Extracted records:
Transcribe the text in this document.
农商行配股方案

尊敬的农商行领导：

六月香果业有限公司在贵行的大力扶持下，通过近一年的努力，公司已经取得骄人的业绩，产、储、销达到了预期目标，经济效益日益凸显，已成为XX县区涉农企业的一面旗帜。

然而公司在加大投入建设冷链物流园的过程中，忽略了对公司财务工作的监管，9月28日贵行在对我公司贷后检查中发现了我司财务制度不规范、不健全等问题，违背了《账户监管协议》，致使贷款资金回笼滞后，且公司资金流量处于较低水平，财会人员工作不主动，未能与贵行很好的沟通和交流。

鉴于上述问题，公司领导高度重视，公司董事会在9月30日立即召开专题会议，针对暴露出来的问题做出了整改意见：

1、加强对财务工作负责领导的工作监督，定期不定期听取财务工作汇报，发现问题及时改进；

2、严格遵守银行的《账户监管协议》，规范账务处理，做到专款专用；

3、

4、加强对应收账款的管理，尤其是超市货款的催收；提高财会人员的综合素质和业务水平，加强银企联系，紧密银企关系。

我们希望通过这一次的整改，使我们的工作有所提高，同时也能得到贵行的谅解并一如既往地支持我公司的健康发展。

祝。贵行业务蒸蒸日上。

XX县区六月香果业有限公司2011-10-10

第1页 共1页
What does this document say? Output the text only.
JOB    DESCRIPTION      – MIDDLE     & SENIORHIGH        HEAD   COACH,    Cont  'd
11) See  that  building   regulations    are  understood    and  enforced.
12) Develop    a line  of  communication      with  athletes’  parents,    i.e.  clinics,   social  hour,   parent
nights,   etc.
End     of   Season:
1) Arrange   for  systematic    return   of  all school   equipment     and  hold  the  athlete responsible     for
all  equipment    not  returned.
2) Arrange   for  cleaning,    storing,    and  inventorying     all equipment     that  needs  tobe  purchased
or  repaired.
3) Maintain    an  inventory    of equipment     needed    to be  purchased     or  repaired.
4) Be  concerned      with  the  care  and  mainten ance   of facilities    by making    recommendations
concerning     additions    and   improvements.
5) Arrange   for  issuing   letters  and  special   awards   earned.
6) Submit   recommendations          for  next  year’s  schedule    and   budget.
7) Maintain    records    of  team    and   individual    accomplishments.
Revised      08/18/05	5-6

WHAT NEEDS TO BE DONE:
Output exactly the lines from the one containing "What does this" through the last line of the entries, both ends included.

CORRECT RESULT:
What does this document say? Output the text only.
JOB    DESCRIPTION      – MIDDLE     & SENIORHIGH        HEAD   COACH,    Cont  'd
11) See  that  building   regulations    are  understood    and  enforced.
12) Develop    a line  of  communication      with  athletes’  parents,    i.e.  clinics,   social  hour,   parent
nights,   etc.
End     of   Season:
1) Arrange   for  systematic    return   of  all school   equipment     and  hold  the  athlete responsible     for
all  equipment    not  returned.
2) Arrange   for  cleaning,    storing,    and  inventorying     all equipment     that  needs  tobe  purchased
or  repaired.
3) Maintain    an  inventory    of equipment     needed    to be  purchased     or  repaired.
4) Be  concerned      with  the  care  and  mainten ance   of facilities    by making    recommendations
concerning     additions    and   improvements.
5) Arrange   for  issuing   letters  and  special   awards   earned.
6) Submit   recommendations          for  next  year’s  schedule    and   budget.
7) Maintain    records    of  team    and   individual    accomplishments.
Revised      08/18/05	5-6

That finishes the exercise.